> TASK: Every line from the one containing "Give me a plain-text" to the final line of the material below must be reproduced exactly; leave out all other lines.

Data entries
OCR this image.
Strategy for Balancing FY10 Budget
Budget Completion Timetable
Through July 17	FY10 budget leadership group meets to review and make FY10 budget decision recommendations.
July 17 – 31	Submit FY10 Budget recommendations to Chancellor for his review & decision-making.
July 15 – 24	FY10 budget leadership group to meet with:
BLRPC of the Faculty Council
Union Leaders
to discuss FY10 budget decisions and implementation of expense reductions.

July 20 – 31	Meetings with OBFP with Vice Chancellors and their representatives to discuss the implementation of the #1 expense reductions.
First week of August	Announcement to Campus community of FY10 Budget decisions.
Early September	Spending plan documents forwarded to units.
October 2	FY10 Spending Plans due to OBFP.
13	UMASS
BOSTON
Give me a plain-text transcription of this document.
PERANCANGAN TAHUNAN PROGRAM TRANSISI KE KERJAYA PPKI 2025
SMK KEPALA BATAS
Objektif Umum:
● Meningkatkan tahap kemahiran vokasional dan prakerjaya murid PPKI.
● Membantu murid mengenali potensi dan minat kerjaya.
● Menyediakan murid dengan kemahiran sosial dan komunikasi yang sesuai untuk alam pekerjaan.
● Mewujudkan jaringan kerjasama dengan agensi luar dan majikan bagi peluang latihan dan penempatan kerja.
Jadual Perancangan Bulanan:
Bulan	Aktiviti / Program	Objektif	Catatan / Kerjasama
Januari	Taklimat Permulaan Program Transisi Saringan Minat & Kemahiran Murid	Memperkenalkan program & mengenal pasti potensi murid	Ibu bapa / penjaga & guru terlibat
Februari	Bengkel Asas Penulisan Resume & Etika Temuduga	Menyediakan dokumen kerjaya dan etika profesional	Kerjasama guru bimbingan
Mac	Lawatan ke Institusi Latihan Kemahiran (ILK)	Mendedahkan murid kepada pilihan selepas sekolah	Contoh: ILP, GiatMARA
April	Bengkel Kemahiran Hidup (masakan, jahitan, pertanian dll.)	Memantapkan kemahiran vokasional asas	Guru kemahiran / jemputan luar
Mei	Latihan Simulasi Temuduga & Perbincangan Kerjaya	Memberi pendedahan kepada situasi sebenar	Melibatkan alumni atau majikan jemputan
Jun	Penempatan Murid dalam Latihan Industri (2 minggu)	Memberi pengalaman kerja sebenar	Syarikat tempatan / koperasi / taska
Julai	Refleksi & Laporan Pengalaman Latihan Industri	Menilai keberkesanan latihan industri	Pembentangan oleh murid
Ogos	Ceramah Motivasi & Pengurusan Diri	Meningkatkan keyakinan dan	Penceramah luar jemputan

> FINAL RESULT:
Give me a plain-text transcription of this document.
PERANCANGAN TAHUNAN PROGRAM TRANSISI KE KERJAYA PPKI 2025
SMK KEPALA BATAS
Objektif Umum:
● Meningkatkan tahap kemahiran vokasional dan prakerjaya murid PPKI.
● Membantu murid mengenali potensi dan minat kerjaya.
● Menyediakan murid dengan kemahiran sosial dan komunikasi yang sesuai untuk alam pekerjaan.
● Mewujudkan jaringan kerjasama dengan agensi luar dan majikan bagi peluang latihan dan penempatan kerja.
Jadual Perancangan Bulanan:
Bulan	Aktiviti / Program	Objektif	Catatan / Kerjasama
Januari	Taklimat Permulaan Program Transisi Saringan Minat & Kemahiran Murid	Memperkenalkan program & mengenal pasti potensi murid	Ibu bapa / penjaga & guru terlibat
Februari	Bengkel Asas Penulisan Resume & Etika Temuduga	Menyediakan dokumen kerjaya dan etika profesional	Kerjasama guru bimbingan
Mac	Lawatan ke Institusi Latihan Kemahiran (ILK)	Mendedahkan murid kepada pilihan selepas sekolah	Contoh: ILP, GiatMARA
April	Bengkel Kemahiran Hidup (masakan, jahitan, pertanian dll.)	Memantapkan kemahiran vokasional asas	Guru kemahiran / jemputan luar
Mei	Latihan Simulasi Temuduga & Perbincangan Kerjaya	Memberi pendedahan kepada situasi sebenar	Melibatkan alumni atau majikan jemputan
Jun	Penempatan Murid dalam Latihan Industri (2 minggu)	Memberi pengalaman kerja sebenar	Syarikat tempatan / koperasi / taska
Julai	Refleksi & Laporan Pengalaman Latihan Industri	Menilai keberkesanan latihan industri	Pembentangan oleh murid
Ogos	Ceramah Motivasi & Pengurusan Diri	Meningkatkan keyakinan dan	Penceramah luar jemputan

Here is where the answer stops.